** START DATA FOR THIS TASK **

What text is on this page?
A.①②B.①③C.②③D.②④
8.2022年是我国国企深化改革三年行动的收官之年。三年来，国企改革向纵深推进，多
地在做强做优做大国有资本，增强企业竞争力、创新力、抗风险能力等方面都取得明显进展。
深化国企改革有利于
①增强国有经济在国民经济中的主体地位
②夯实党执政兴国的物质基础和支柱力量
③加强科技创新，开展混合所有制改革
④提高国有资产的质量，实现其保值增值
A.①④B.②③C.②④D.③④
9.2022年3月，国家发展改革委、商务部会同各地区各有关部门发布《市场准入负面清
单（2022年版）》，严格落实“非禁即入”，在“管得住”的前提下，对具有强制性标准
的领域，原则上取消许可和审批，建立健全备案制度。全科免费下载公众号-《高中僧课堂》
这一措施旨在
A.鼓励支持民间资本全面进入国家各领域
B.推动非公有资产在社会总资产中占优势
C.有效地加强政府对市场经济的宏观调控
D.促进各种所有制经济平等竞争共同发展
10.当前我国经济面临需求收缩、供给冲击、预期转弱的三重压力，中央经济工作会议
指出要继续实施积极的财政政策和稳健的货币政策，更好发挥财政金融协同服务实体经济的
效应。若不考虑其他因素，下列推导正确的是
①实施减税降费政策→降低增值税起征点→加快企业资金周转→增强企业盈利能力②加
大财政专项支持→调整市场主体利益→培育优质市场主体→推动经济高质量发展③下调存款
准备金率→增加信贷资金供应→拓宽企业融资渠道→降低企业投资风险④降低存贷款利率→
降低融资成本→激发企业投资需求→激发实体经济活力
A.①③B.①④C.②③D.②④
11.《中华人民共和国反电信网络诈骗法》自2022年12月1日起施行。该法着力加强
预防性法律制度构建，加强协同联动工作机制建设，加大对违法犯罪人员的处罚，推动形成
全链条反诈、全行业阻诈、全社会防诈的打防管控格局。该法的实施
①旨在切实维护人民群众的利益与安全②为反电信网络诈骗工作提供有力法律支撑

** END DATA FOR THIS TASK **

→ **INSTRUCTIONS FOR THE TASK**
Transcribe all of the material exactly. Omit nothing.

→ **SOLUTION FOR THIS TASK**
What text is on this page?
A.①②B.①③C.②③D.②④
8.2022年是我国国企深化改革三年行动的收官之年。三年来，国企改革向纵深推进，多
地在做强做优做大国有资本，增强企业竞争力、创新力、抗风险能力等方面都取得明显进展。
深化国企改革有利于
①增强国有经济在国民经济中的主体地位
②夯实党执政兴国的物质基础和支柱力量
③加强科技创新，开展混合所有制改革
④提高国有资产的质量，实现其保值增值
A.①④B.②③C.②④D.③④
9.2022年3月，国家发展改革委、商务部会同各地区各有关部门发布《市场准入负面清
单（2022年版）》，严格落实“非禁即入”，在“管得住”的前提下，对具有强制性标准
的领域，原则上取消许可和审批，建立健全备案制度。全科免费下载公众号-《高中僧课堂》
这一措施旨在
A.鼓励支持民间资本全面进入国家各领域
B.推动非公有资产在社会总资产中占优势
C.有效地加强政府对市场经济的宏观调控
D.促进各种所有制经济平等竞争共同发展
10.当前我国经济面临需求收缩、供给冲击、预期转弱的三重压力，中央经济工作会议
指出要继续实施积极的财政政策和稳健的货币政策，更好发挥财政金融协同服务实体经济的
效应。若不考虑其他因素，下列推导正确的是
①实施减税降费政策→降低增值税起征点→加快企业资金周转→增强企业盈利能力②加
大财政专项支持→调整市场主体利益→培育优质市场主体→推动经济高质量发展③下调存款
准备金率→增加信贷资金供应→拓宽企业融资渠道→降低企业投资风险④降低存贷款利率→
降低融资成本→激发企业投资需求→激发实体经济活力
A.①③B.①④C.②③D.②④
11.《中华人民共和国反电信网络诈骗法》自2022年12月1日起施行。该法着力加强
预防性法律制度构建，加强协同联动工作机制建设，加大对违法犯罪人员的处罚，推动形成
全链条反诈、全行业阻诈、全社会防诈的打防管控格局。该法的实施
①旨在切实维护人民群众的利益与安全②为反电信网络诈骗工作提供有力法律支撑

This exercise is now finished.